AIM OF THE TASK => The exercise asks you to copy every line below in which "Database" appears.
━━━━━━━━━━
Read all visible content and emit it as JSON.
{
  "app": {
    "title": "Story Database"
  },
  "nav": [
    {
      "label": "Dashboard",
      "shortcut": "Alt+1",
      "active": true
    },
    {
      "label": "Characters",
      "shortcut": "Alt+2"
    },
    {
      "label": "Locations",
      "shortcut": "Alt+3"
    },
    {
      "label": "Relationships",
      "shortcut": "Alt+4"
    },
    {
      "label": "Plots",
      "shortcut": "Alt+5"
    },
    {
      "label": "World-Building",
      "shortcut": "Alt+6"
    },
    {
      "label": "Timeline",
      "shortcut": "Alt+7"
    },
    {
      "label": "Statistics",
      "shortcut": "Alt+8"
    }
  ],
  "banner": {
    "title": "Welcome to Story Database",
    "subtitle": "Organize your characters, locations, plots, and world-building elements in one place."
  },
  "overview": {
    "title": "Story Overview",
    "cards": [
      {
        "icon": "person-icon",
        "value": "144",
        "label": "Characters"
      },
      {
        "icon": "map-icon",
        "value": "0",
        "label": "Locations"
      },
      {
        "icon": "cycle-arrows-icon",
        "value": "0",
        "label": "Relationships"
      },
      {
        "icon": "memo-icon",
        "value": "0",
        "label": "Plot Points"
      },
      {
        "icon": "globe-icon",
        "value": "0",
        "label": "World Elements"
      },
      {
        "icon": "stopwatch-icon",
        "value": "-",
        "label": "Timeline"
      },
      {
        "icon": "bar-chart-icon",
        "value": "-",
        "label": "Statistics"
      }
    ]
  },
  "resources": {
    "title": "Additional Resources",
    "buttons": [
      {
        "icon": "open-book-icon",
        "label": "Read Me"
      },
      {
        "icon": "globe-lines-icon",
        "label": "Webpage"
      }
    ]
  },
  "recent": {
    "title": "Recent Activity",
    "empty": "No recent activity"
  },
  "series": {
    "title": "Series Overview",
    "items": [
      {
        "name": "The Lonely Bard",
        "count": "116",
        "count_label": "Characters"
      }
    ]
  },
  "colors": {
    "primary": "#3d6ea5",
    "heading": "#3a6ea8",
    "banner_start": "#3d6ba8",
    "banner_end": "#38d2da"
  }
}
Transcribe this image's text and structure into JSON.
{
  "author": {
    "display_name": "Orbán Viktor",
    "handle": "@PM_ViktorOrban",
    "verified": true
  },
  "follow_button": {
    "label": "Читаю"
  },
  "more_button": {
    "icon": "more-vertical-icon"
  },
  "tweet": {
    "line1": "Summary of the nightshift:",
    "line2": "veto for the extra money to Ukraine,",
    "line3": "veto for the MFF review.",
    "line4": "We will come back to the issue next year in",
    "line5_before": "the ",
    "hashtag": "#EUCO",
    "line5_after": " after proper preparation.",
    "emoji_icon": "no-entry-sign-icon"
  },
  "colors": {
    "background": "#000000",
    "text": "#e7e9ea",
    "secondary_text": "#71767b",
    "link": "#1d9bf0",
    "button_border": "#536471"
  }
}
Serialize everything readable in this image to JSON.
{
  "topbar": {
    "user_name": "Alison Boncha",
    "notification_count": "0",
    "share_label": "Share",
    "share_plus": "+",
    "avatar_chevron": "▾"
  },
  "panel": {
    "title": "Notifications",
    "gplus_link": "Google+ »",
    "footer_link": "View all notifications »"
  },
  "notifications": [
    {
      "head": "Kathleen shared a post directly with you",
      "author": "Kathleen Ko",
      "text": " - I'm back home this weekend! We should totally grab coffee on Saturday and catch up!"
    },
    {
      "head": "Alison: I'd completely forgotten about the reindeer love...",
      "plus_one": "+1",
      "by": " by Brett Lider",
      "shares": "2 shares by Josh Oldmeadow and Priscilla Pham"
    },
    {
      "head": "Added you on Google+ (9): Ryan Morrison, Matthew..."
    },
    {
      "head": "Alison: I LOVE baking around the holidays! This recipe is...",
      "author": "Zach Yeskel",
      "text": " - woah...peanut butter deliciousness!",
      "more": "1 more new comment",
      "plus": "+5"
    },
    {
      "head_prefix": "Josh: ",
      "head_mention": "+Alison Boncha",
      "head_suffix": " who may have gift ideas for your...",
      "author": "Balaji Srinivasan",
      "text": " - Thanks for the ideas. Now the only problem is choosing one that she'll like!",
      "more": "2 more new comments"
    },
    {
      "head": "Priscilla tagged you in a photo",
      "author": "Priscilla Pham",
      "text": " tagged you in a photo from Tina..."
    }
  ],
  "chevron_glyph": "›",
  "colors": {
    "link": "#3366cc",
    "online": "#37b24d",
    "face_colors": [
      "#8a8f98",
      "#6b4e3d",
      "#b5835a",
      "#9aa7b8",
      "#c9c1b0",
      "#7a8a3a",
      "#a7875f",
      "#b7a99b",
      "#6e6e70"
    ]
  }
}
━━━━━━━━━━
SOLUTION TO THIS PROBLEM =>
    "title": "Story Database"
    "title": "Welcome to Story Database",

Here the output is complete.